+++ PROVIDED DATA
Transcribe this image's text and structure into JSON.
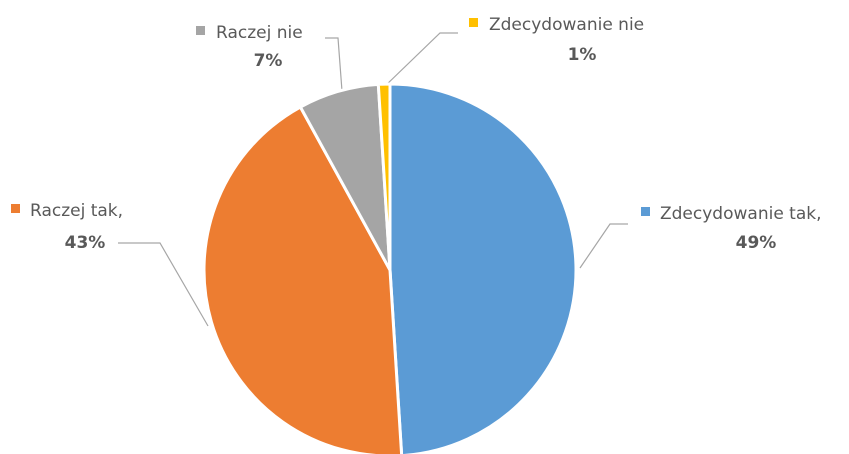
{
  "chart_data": {
    "type": "pie",
    "categories": [
      "Zdecydowanie tak,",
      "Raczej tak,",
      "Raczej nie",
      "Zdecydowanie nie"
    ],
    "values": [
      49,
      43,
      7,
      1
    ],
    "value_labels": [
      "49%",
      "43%",
      "7%",
      "1%"
    ],
    "colors": [
      "#5b9bd5",
      "#ed7d31",
      "#a5a5a5",
      "#ffc000"
    ]
  }
}
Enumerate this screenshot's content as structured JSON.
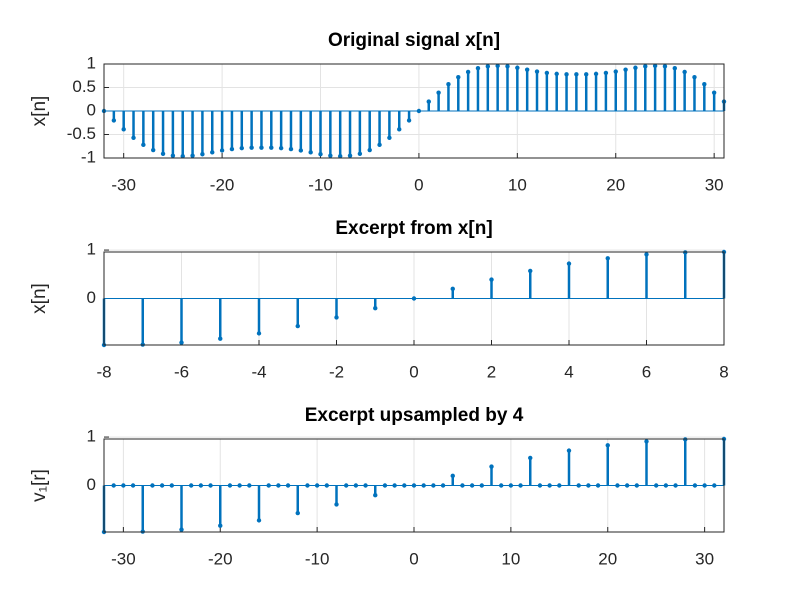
{
  "chart_data": [
    {
      "type": "stem",
      "title": "Original signal x[n]",
      "ylabel": "x[n]",
      "color": "#0072bd",
      "grid": true,
      "x": [
        -32,
        -31,
        -30,
        -29,
        -28,
        -27,
        -26,
        -25,
        -24,
        -23,
        -22,
        -21,
        -20,
        -19,
        -18,
        -17,
        -16,
        -15,
        -14,
        -13,
        -12,
        -11,
        -10,
        -9,
        -8,
        -7,
        -6,
        -5,
        -4,
        -3,
        -2,
        -1,
        0,
        1,
        2,
        3,
        4,
        5,
        6,
        7,
        8,
        9,
        10,
        11,
        12,
        13,
        14,
        15,
        16,
        17,
        18,
        19,
        20,
        21,
        22,
        23,
        24,
        25,
        26,
        27,
        28,
        29,
        30,
        31
      ],
      "values": [
        0,
        -0.2,
        -0.39,
        -0.57,
        -0.72,
        -0.83,
        -0.91,
        -0.95,
        -0.96,
        -0.95,
        -0.92,
        -0.88,
        -0.84,
        -0.81,
        -0.79,
        -0.78,
        -0.78,
        -0.78,
        -0.79,
        -0.81,
        -0.84,
        -0.88,
        -0.92,
        -0.95,
        -0.96,
        -0.95,
        -0.91,
        -0.83,
        -0.72,
        -0.57,
        -0.39,
        -0.2,
        0,
        0.2,
        0.39,
        0.57,
        0.72,
        0.83,
        0.91,
        0.95,
        0.96,
        0.95,
        0.92,
        0.88,
        0.84,
        0.81,
        0.79,
        0.78,
        0.78,
        0.78,
        0.79,
        0.81,
        0.84,
        0.88,
        0.92,
        0.95,
        0.96,
        0.95,
        0.91,
        0.83,
        0.72,
        0.57,
        0.39,
        0.2
      ],
      "xlim": [
        -32,
        31
      ],
      "xticks": [
        -30,
        -20,
        -10,
        0,
        10,
        20,
        30
      ],
      "ylim": [
        -1,
        1
      ],
      "yticks": [
        -1,
        -0.5,
        0,
        0.5,
        1
      ]
    },
    {
      "type": "stem",
      "title": "Excerpt from x[n]",
      "ylabel": "x[n]",
      "color": "#0072bd",
      "grid": true,
      "x": [
        -8,
        -7,
        -6,
        -5,
        -4,
        -3,
        -2,
        -1,
        0,
        1,
        2,
        3,
        4,
        5,
        6,
        7,
        8
      ],
      "values": [
        -0.96,
        -0.95,
        -0.91,
        -0.83,
        -0.72,
        -0.57,
        -0.39,
        -0.2,
        0,
        0.2,
        0.39,
        0.57,
        0.72,
        0.83,
        0.91,
        0.95,
        0.96
      ],
      "xlim": [
        -8,
        8
      ],
      "xticks": [
        -8,
        -6,
        -4,
        -2,
        0,
        2,
        4,
        6,
        8
      ],
      "ylim": [
        -0.96,
        0.96
      ],
      "yticks": [
        0,
        1
      ]
    },
    {
      "type": "stem",
      "title": "Excerpt upsampled by 4",
      "ylabel": "v₁[r]",
      "color": "#0072bd",
      "grid": true,
      "x": [
        -32,
        -31,
        -30,
        -29,
        -28,
        -27,
        -26,
        -25,
        -24,
        -23,
        -22,
        -21,
        -20,
        -19,
        -18,
        -17,
        -16,
        -15,
        -14,
        -13,
        -12,
        -11,
        -10,
        -9,
        -8,
        -7,
        -6,
        -5,
        -4,
        -3,
        -2,
        -1,
        0,
        1,
        2,
        3,
        4,
        5,
        6,
        7,
        8,
        9,
        10,
        11,
        12,
        13,
        14,
        15,
        16,
        17,
        18,
        19,
        20,
        21,
        22,
        23,
        24,
        25,
        26,
        27,
        28,
        29,
        30,
        31,
        32
      ],
      "values": [
        -0.96,
        0,
        0,
        0,
        -0.95,
        0,
        0,
        0,
        -0.91,
        0,
        0,
        0,
        -0.83,
        0,
        0,
        0,
        -0.72,
        0,
        0,
        0,
        -0.57,
        0,
        0,
        0,
        -0.39,
        0,
        0,
        0,
        -0.2,
        0,
        0,
        0,
        0,
        0,
        0,
        0,
        0.2,
        0,
        0,
        0,
        0.39,
        0,
        0,
        0,
        0.57,
        0,
        0,
        0,
        0.72,
        0,
        0,
        0,
        0.83,
        0,
        0,
        0,
        0.91,
        0,
        0,
        0,
        0.95,
        0,
        0,
        0,
        0.96
      ],
      "xlim": [
        -32,
        32
      ],
      "xticks": [
        -30,
        -20,
        -10,
        0,
        10,
        20,
        30
      ],
      "ylim": [
        -0.96,
        0.96
      ],
      "yticks": [
        0,
        1
      ]
    }
  ]
}
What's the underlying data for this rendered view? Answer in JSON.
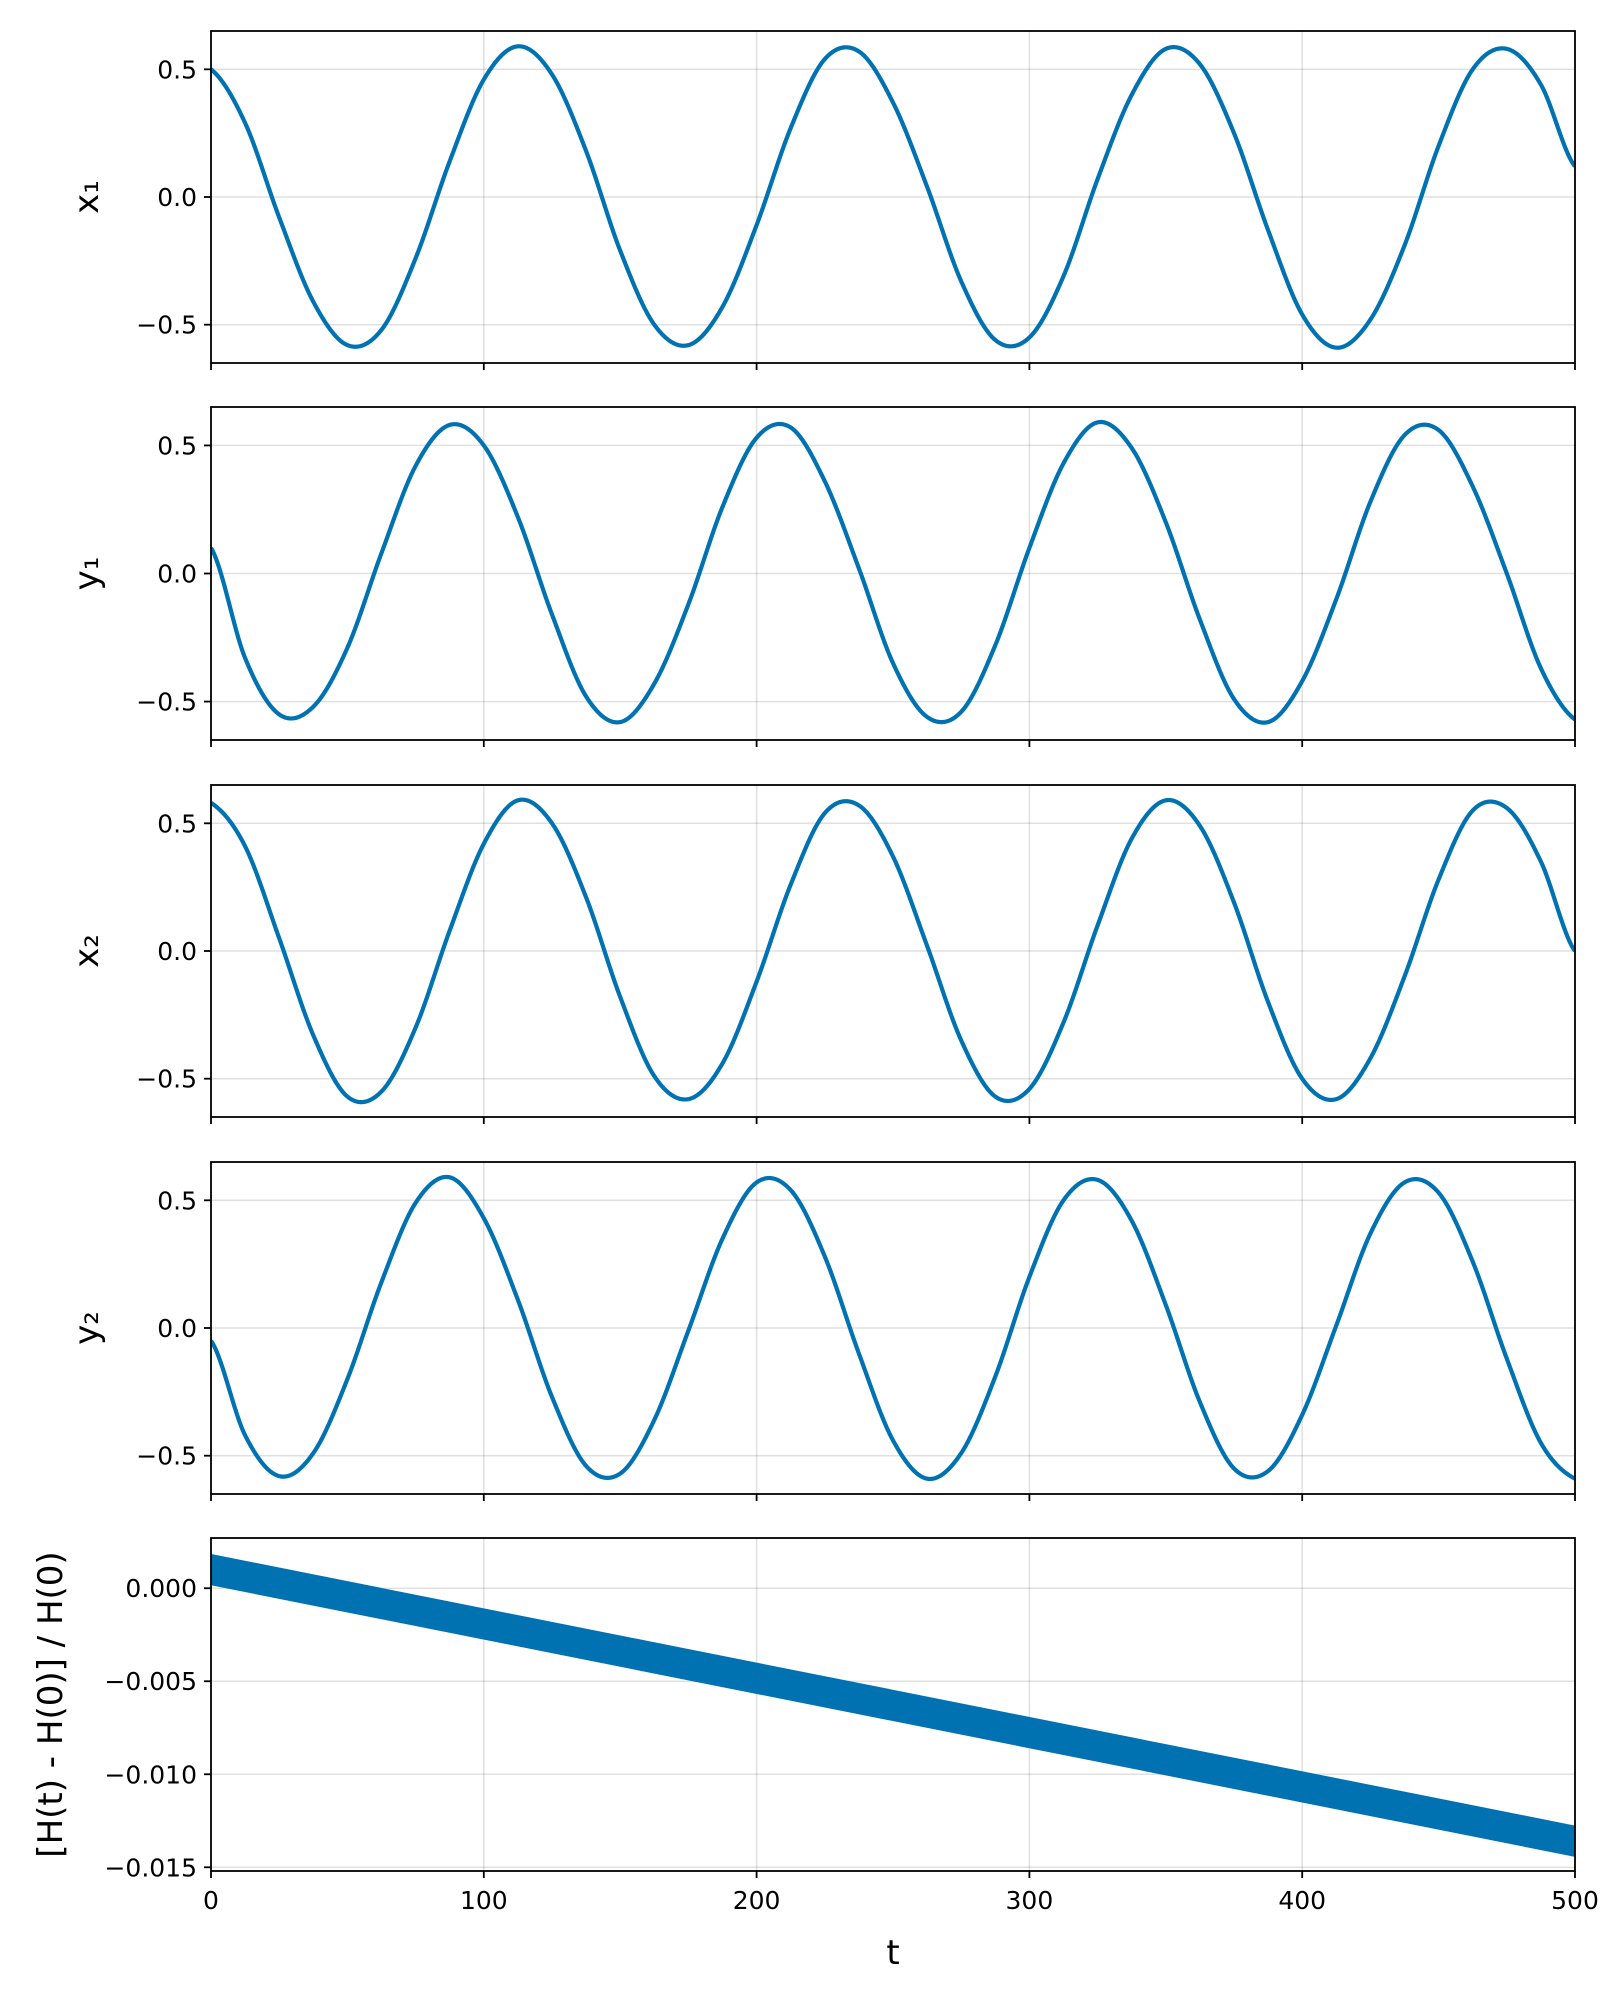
++++++
THE PROBLEM:
Could you repeat all of the material exactly? Pictures should not be copied.

WRITTEN ANSWER:
Transcribe this image's text and structure into JSON.
{
  "chart_data": {
    "type": "pie",
    "categories": [
      "Zdecydowanie tak,",
      "Raczej tak,",
      "Raczej nie",
      "Zdecydowanie nie"
    ],
    "values": [
      49,
      43,
      7,
      1
    ],
    "value_labels": [
      "49%",
      "43%",
      "7%",
      "1%"
    ],
    "colors": [
      "#5b9bd5",
      "#ed7d31",
      "#a5a5a5",
      "#ffc000"
    ]
  }
}
Enumerate this screenshot's content as structured JSON.
{
  "chart_data": [
    {
      "type": "stem",
      "title": "Original signal x[n]",
      "ylabel": "x[n]",
      "color": "#0072bd",
      "grid": true,
      "x": [
        -32,
        -31,
        -30,
        -29,
        -28,
        -27,
        -26,
        -25,
        -24,
        -23,
        -22,
        -21,
        -20,
        -19,
        -18,
        -17,
        -16,
        -15,
        -14,
        -13,
        -12,
        -11,
        -10,
        -9,
        -8,
        -7,
        -6,
        -5,
        -4,
        -3,
        -2,
        -1,
        0,
        1,
        2,
        3,
        4,
        5,
        6,
        7,
        8,
        9,
        10,
        11,
        12,
        13,
        14,
        15,
        16,
        17,
        18,
        19,
        20,
        21,
        22,
        23,
        24,
        25,
        26,
        27,
        28,
        29,
        30,
        31
      ],
      "values": [
        0,
        -0.2,
        -0.39,
        -0.57,
        -0.72,
        -0.83,
        -0.91,
        -0.95,
        -0.96,
        -0.95,
        -0.92,
        -0.88,
        -0.84,
        -0.81,
        -0.79,
        -0.78,
        -0.78,
        -0.78,
        -0.79,
        -0.81,
        -0.84,
        -0.88,
        -0.92,
        -0.95,
        -0.96,
        -0.95,
        -0.91,
        -0.83,
        -0.72,
        -0.57,
        -0.39,
        -0.2,
        0,
        0.2,
        0.39,
        0.57,
        0.72,
        0.83,
        0.91,
        0.95,
        0.96,
        0.95,
        0.92,
        0.88,
        0.84,
        0.81,
        0.79,
        0.78,
        0.78,
        0.78,
        0.79,
        0.81,
        0.84,
        0.88,
        0.92,
        0.95,
        0.96,
        0.95,
        0.91,
        0.83,
        0.72,
        0.57,
        0.39,
        0.2
      ],
      "xlim": [
        -32,
        31
      ],
      "xticks": [
        -30,
        -20,
        -10,
        0,
        10,
        20,
        30
      ],
      "ylim": [
        -1,
        1
      ],
      "yticks": [
        -1,
        -0.5,
        0,
        0.5,
        1
      ]
    },
    {
      "type": "stem",
      "title": "Excerpt from x[n]",
      "ylabel": "x[n]",
      "color": "#0072bd",
      "grid": true,
      "x": [
        -8,
        -7,
        -6,
        -5,
        -4,
        -3,
        -2,
        -1,
        0,
        1,
        2,
        3,
        4,
        5,
        6,
        7,
        8
      ],
      "values": [
        -0.96,
        -0.95,
        -0.91,
        -0.83,
        -0.72,
        -0.57,
        -0.39,
        -0.2,
        0,
        0.2,
        0.39,
        0.57,
        0.72,
        0.83,
        0.91,
        0.95,
        0.96
      ],
      "xlim": [
        -8,
        8
      ],
      "xticks": [
        -8,
        -6,
        -4,
        -2,
        0,
        2,
        4,
        6,
        8
      ],
      "ylim": [
        -0.96,
        0.96
      ],
      "yticks": [
        0,
        1
      ]
    },
    {
      "type": "stem",
      "title": "Excerpt upsampled by 4",
      "ylabel": "v₁[r]",
      "color": "#0072bd",
      "grid": true,
      "x": [
        -32,
        -31,
        -30,
        -29,
        -28,
        -27,
        -26,
        -25,
        -24,
        -23,
        -22,
        -21,
        -20,
        -19,
        -18,
        -17,
        -16,
        -15,
        -14,
        -13,
        -12,
        -11,
        -10,
        -9,
        -8,
        -7,
        -6,
        -5,
        -4,
        -3,
        -2,
        -1,
        0,
        1,
        2,
        3,
        4,
        5,
        6,
        7,
        8,
        9,
        10,
        11,
        12,
        13,
        14,
        15,
        16,
        17,
        18,
        19,
        20,
        21,
        22,
        23,
        24,
        25,
        26,
        27,
        28,
        29,
        30,
        31,
        32
      ],
      "values": [
        -0.96,
        0,
        0,
        0,
        -0.95,
        0,
        0,
        0,
        -0.91,
        0,
        0,
        0,
        -0.83,
        0,
        0,
        0,
        -0.72,
        0,
        0,
        0,
        -0.57,
        0,
        0,
        0,
        -0.39,
        0,
        0,
        0,
        -0.2,
        0,
        0,
        0,
        0,
        0,
        0,
        0,
        0.2,
        0,
        0,
        0,
        0.39,
        0,
        0,
        0,
        0.57,
        0,
        0,
        0,
        0.72,
        0,
        0,
        0,
        0.83,
        0,
        0,
        0,
        0.91,
        0,
        0,
        0,
        0.95,
        0,
        0,
        0,
        0.96
      ],
      "xlim": [
        -32,
        32
      ],
      "xticks": [
        -30,
        -20,
        -10,
        0,
        10,
        20,
        30
      ],
      "ylim": [
        -0.96,
        0.96
      ],
      "yticks": [
        0,
        1
      ]
    }
  ]
}
What's the underlying data for this rendered view? Answer in JSON.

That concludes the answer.